- Exercise details -
State how many lines hold the string "muscles". Give the number and nothing else.

[Extracted data entries]
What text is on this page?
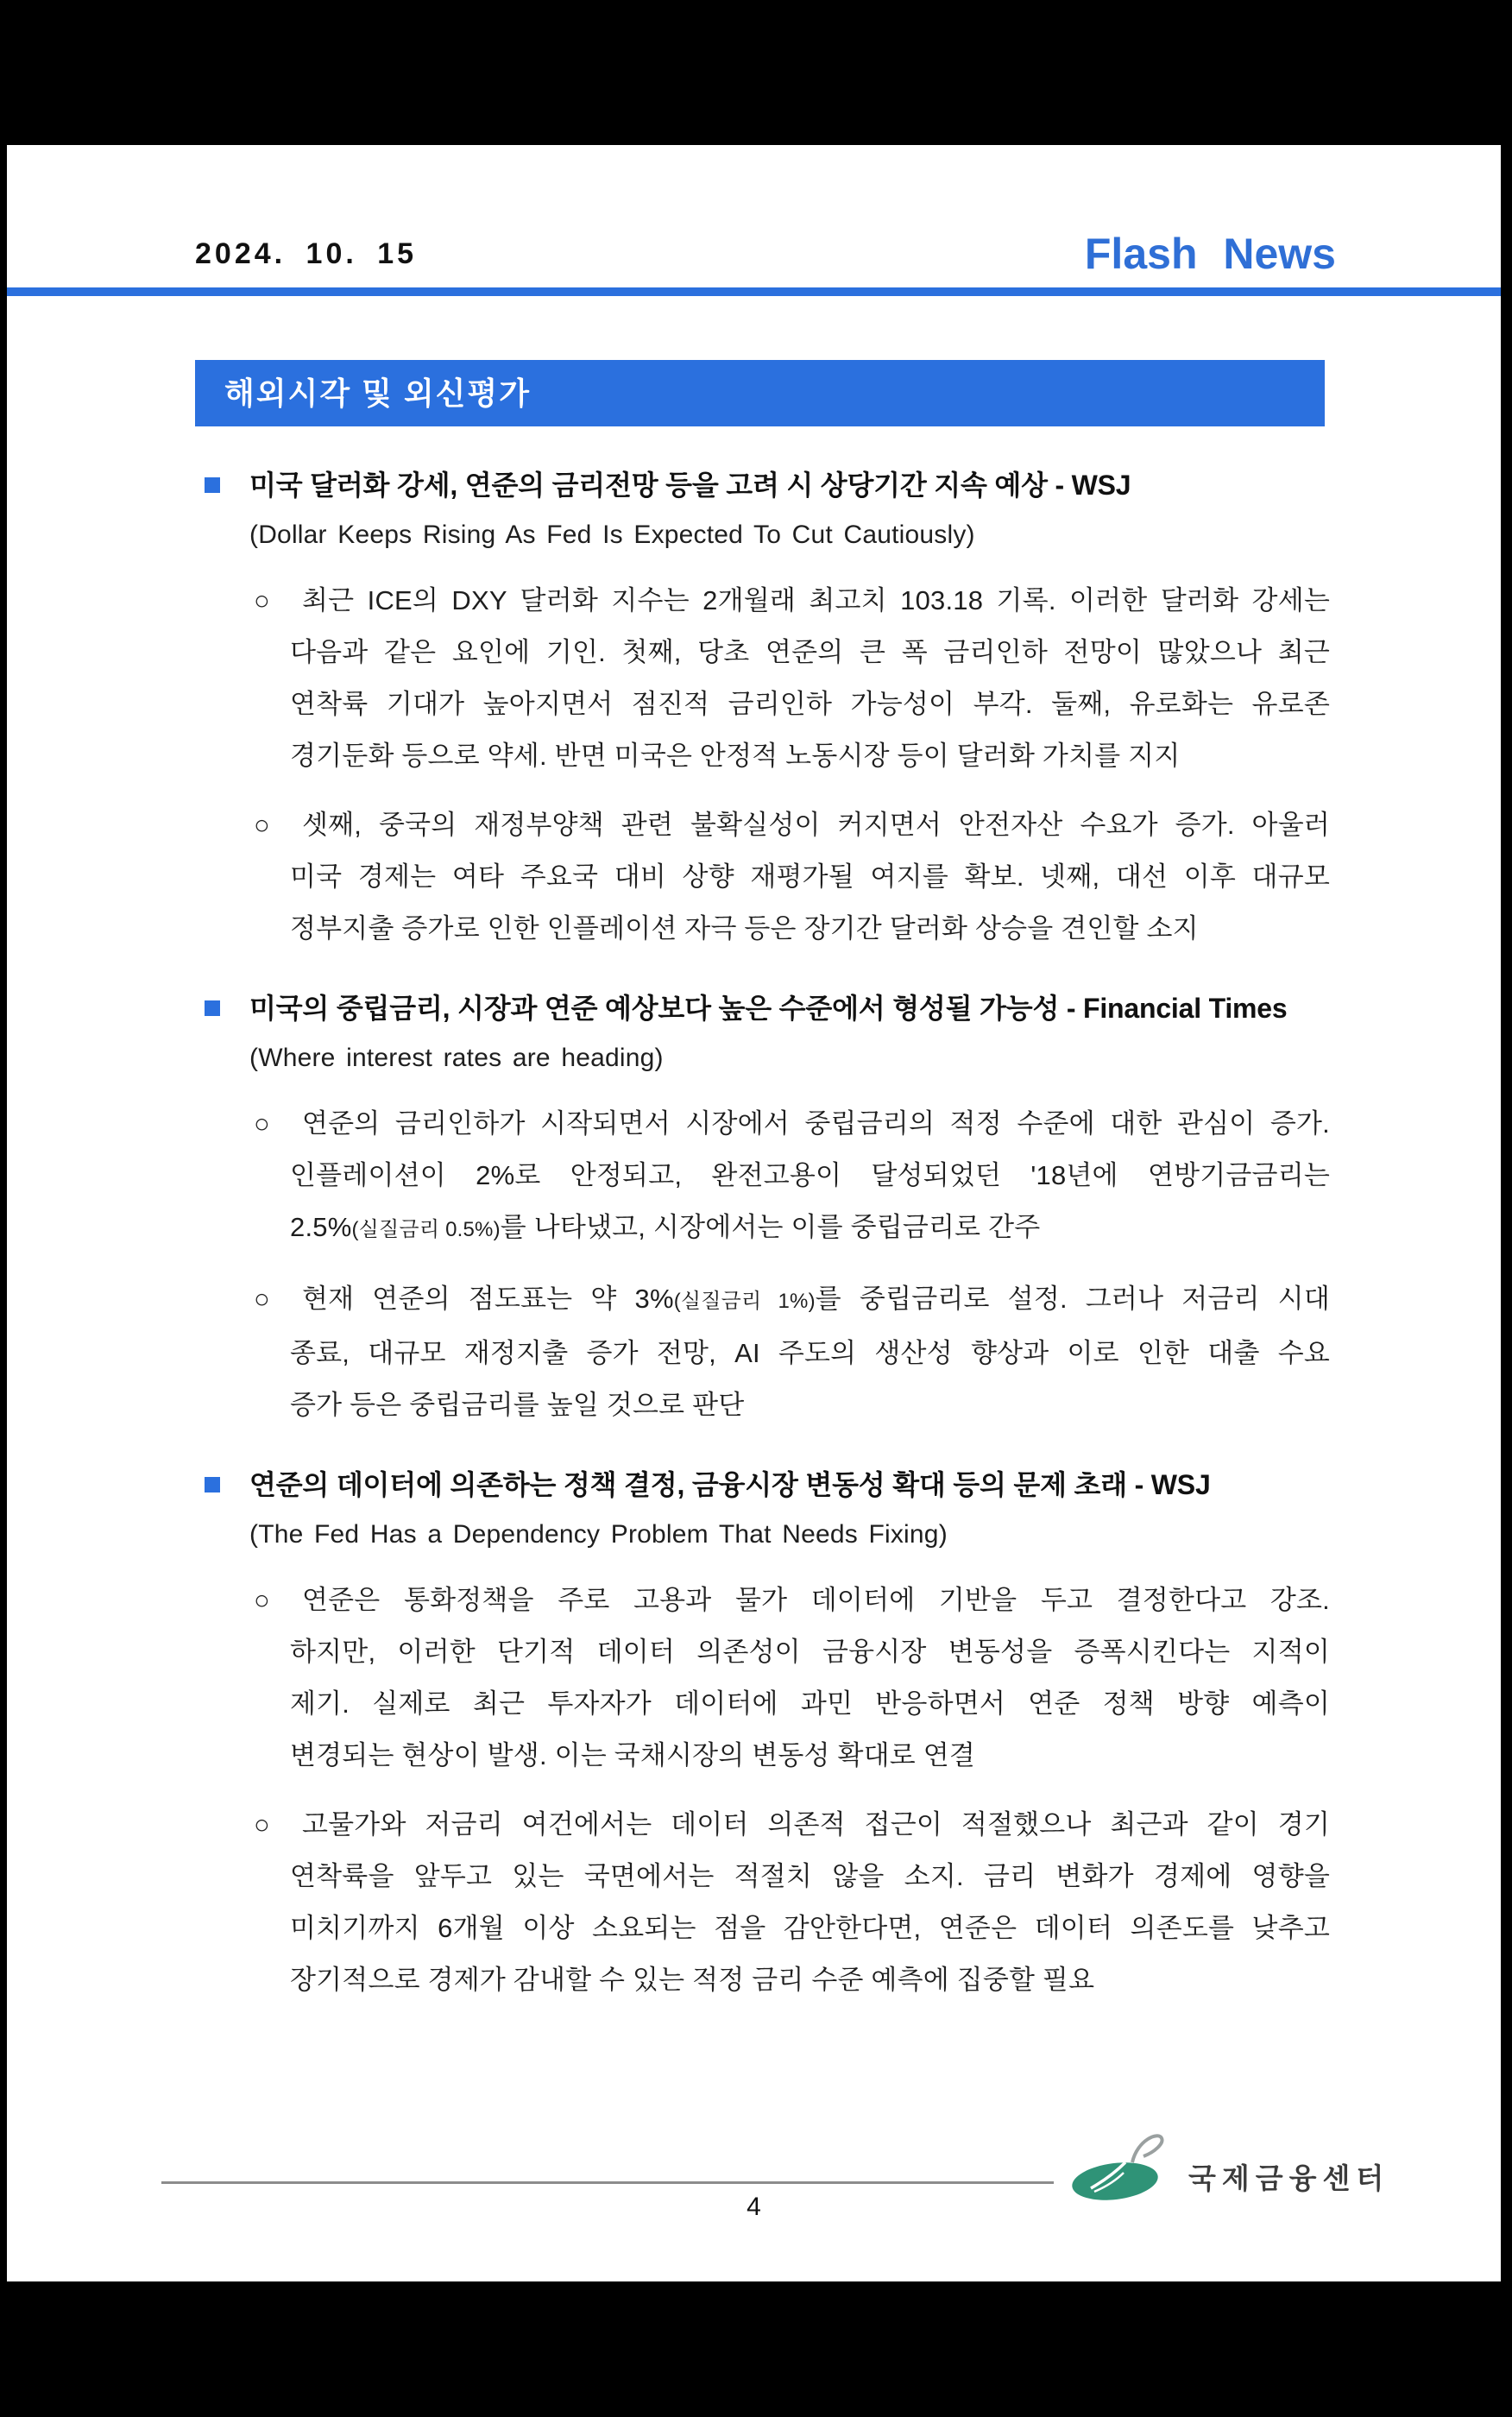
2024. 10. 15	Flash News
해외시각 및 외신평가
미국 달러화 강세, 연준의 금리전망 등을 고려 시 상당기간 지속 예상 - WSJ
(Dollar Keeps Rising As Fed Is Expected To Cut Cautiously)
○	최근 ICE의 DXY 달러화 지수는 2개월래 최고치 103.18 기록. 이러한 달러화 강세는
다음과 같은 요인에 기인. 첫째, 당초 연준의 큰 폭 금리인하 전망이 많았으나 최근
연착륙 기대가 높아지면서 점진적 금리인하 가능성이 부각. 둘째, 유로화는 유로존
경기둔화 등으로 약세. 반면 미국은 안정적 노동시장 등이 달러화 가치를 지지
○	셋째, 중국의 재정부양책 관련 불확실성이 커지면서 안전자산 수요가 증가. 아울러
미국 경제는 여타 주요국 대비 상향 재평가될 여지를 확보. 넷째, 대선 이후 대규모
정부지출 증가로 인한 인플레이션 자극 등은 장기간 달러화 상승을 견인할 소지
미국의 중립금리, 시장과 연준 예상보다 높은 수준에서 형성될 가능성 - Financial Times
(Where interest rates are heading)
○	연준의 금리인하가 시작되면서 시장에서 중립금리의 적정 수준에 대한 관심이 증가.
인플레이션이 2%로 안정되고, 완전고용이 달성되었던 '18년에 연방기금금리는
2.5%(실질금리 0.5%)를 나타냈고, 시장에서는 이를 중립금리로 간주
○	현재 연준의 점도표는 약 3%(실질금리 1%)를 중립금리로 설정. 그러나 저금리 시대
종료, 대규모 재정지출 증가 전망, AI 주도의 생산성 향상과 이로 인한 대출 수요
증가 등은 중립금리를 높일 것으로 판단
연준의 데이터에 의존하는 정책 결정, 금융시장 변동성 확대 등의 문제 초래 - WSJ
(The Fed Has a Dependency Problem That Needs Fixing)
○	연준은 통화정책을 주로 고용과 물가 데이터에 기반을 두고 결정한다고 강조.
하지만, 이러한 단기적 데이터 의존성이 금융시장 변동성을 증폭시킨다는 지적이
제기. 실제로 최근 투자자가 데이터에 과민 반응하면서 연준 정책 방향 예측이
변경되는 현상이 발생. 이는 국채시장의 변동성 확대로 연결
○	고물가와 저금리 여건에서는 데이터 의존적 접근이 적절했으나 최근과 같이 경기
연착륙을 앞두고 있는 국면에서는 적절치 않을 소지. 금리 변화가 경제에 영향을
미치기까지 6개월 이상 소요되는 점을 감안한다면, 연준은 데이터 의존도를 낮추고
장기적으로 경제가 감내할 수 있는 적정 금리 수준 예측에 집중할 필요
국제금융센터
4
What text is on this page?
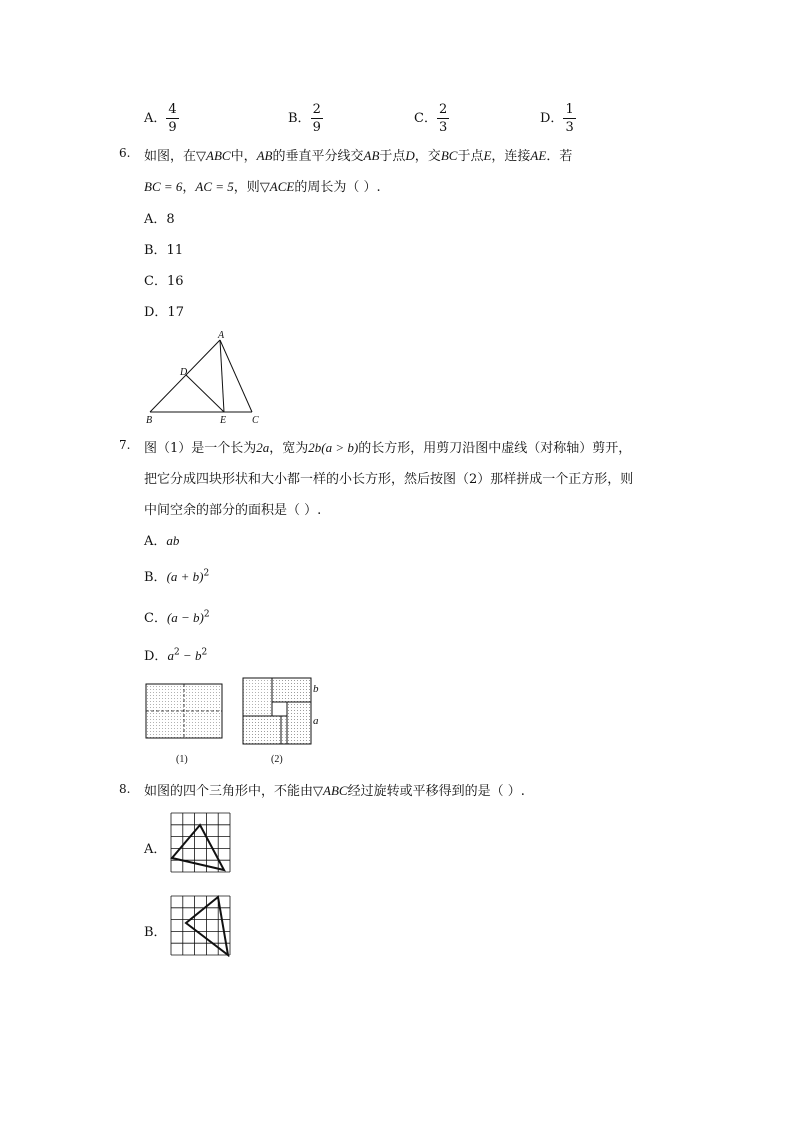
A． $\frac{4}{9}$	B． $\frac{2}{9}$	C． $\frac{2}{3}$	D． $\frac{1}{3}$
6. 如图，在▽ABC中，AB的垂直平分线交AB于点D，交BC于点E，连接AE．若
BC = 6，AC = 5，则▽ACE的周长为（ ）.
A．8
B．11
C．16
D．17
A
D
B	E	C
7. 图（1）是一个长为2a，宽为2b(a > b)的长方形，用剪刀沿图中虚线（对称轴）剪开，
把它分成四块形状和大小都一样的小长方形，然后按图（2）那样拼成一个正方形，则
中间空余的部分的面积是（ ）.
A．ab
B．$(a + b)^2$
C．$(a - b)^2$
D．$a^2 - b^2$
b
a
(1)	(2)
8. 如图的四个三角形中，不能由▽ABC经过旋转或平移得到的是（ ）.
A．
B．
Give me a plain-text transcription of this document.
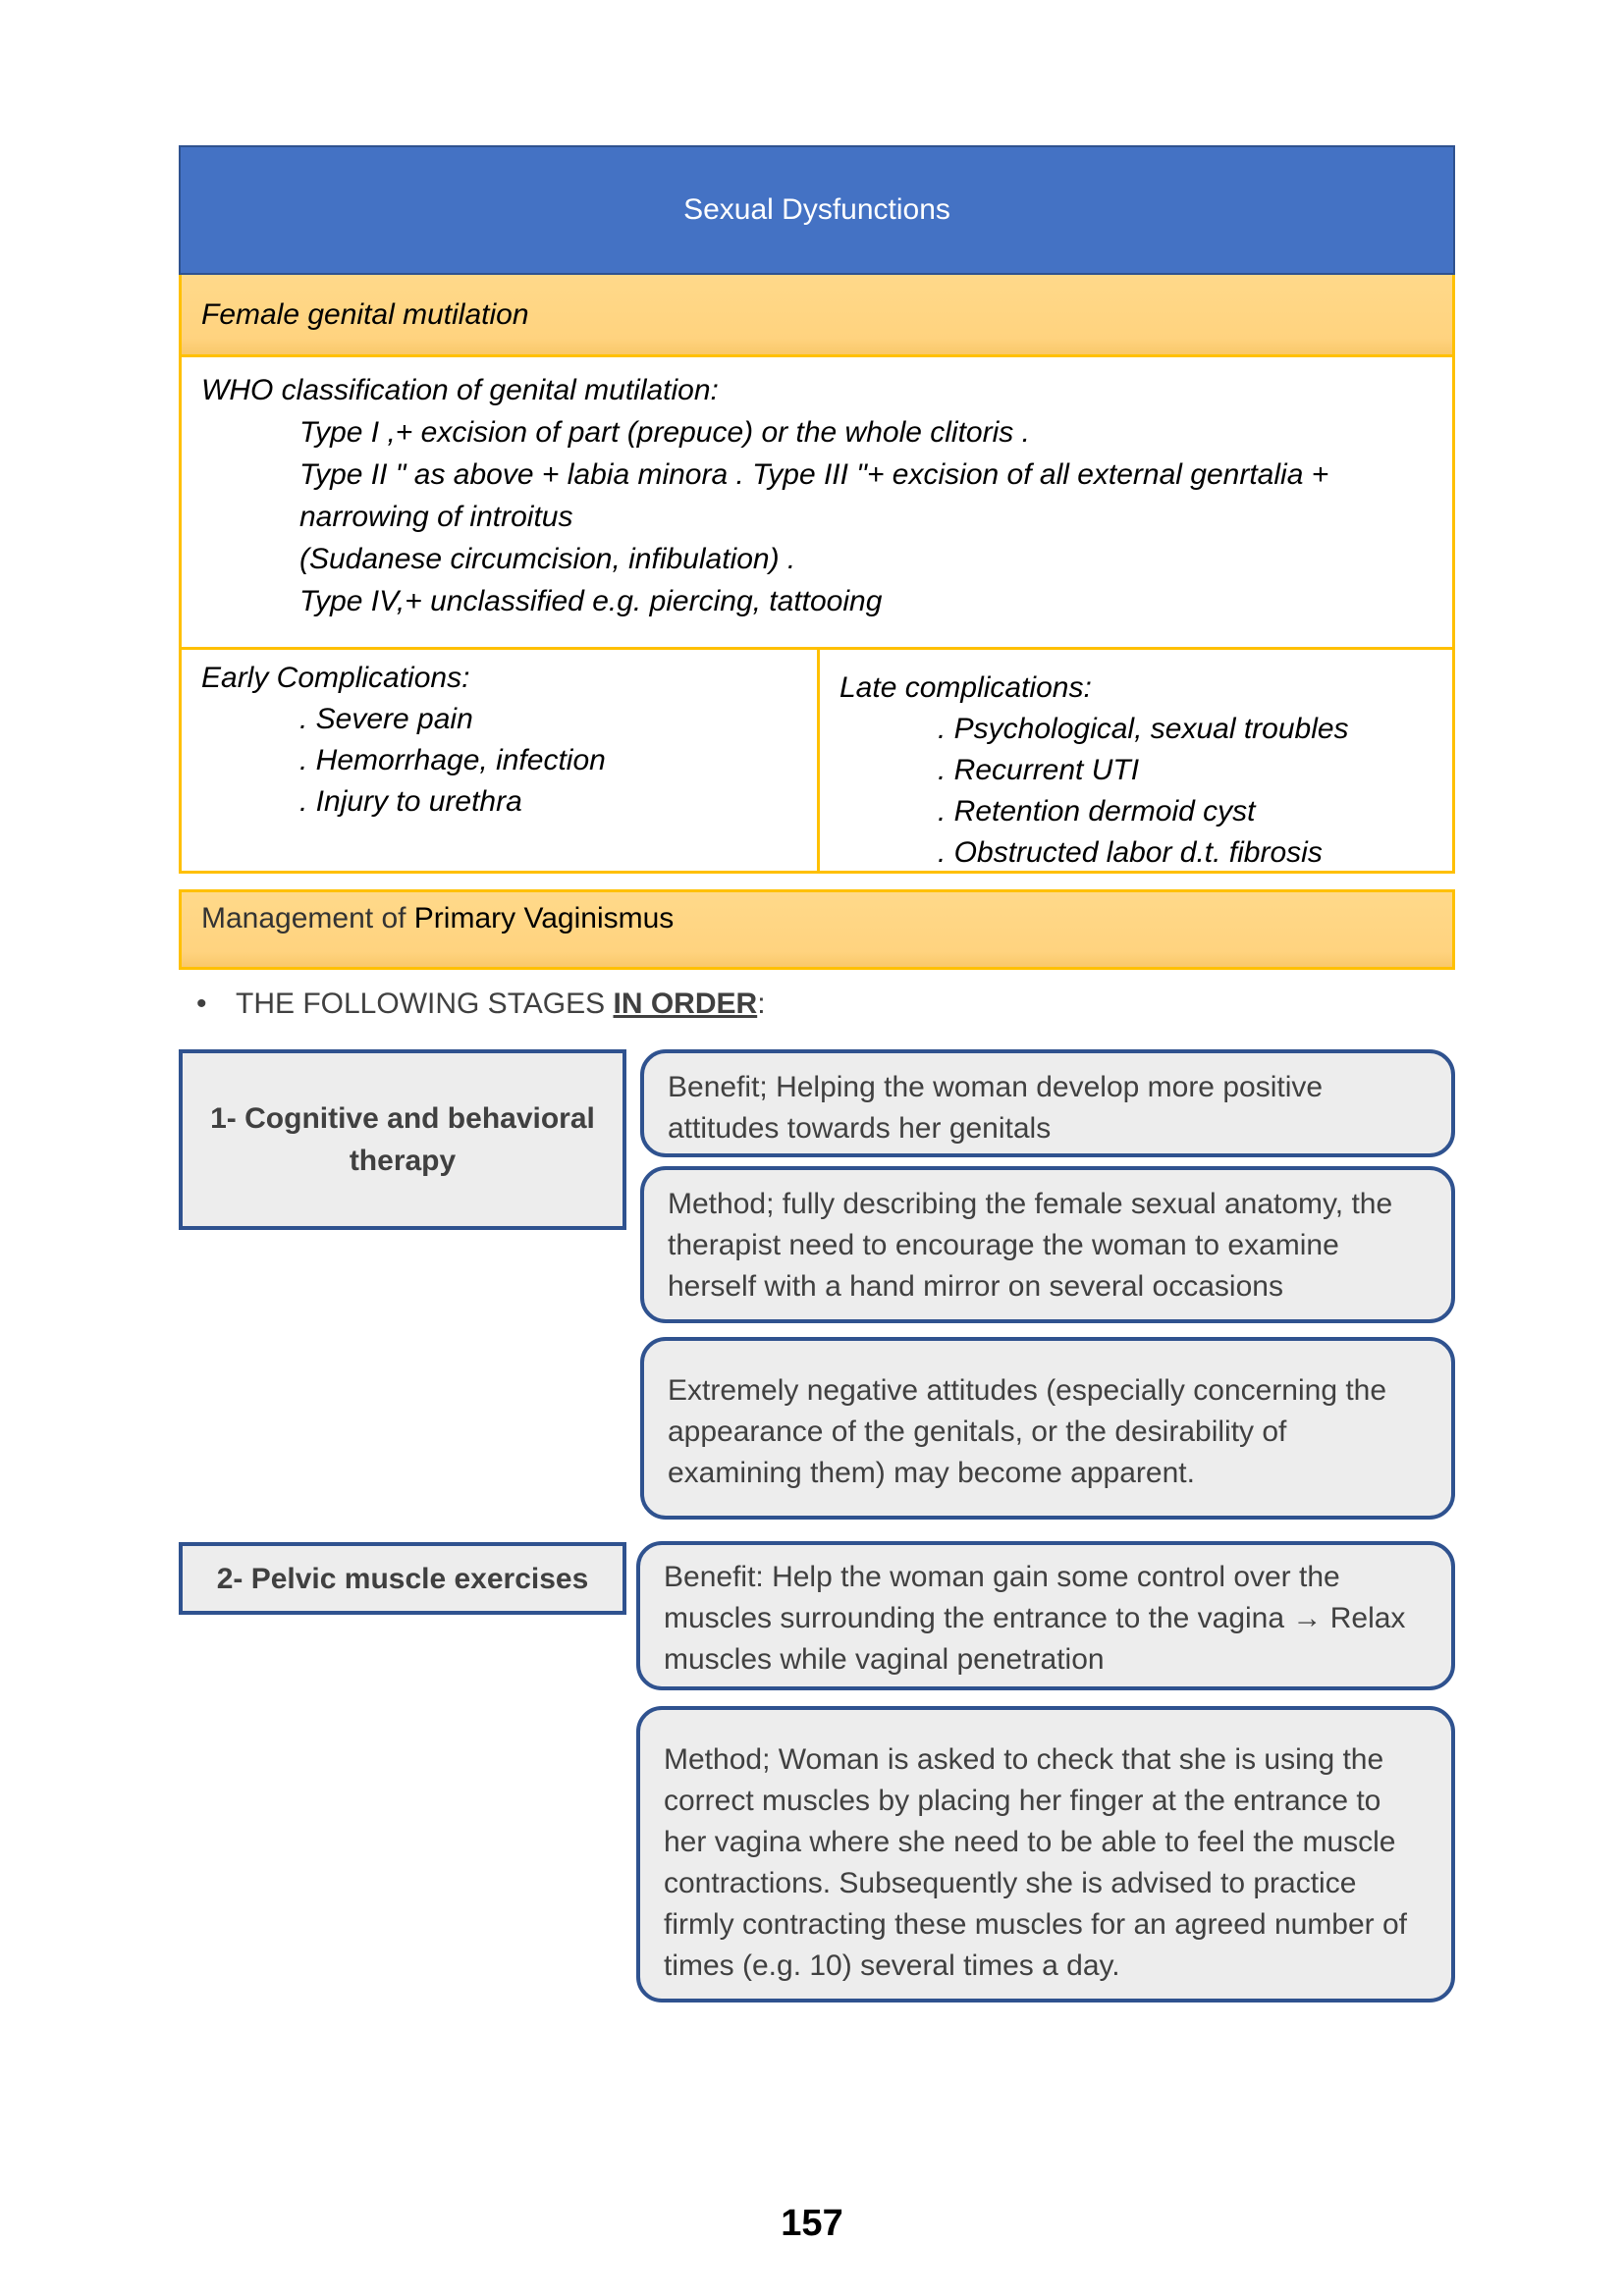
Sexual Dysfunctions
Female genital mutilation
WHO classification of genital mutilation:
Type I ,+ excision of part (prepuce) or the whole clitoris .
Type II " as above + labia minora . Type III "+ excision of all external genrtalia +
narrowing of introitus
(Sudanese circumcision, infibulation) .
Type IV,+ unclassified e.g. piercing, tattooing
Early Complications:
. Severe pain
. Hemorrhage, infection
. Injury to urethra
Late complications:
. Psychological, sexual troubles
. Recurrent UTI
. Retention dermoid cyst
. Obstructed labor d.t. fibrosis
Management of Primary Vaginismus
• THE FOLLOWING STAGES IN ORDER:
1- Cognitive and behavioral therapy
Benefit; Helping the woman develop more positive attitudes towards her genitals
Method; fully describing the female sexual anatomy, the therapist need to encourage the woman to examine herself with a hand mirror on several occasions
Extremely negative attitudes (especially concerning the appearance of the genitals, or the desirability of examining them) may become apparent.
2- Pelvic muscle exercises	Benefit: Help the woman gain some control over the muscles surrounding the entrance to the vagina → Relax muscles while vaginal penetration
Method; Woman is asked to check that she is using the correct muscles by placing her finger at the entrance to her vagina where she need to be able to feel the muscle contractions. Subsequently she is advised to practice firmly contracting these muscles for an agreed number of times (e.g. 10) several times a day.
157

- Full response -
2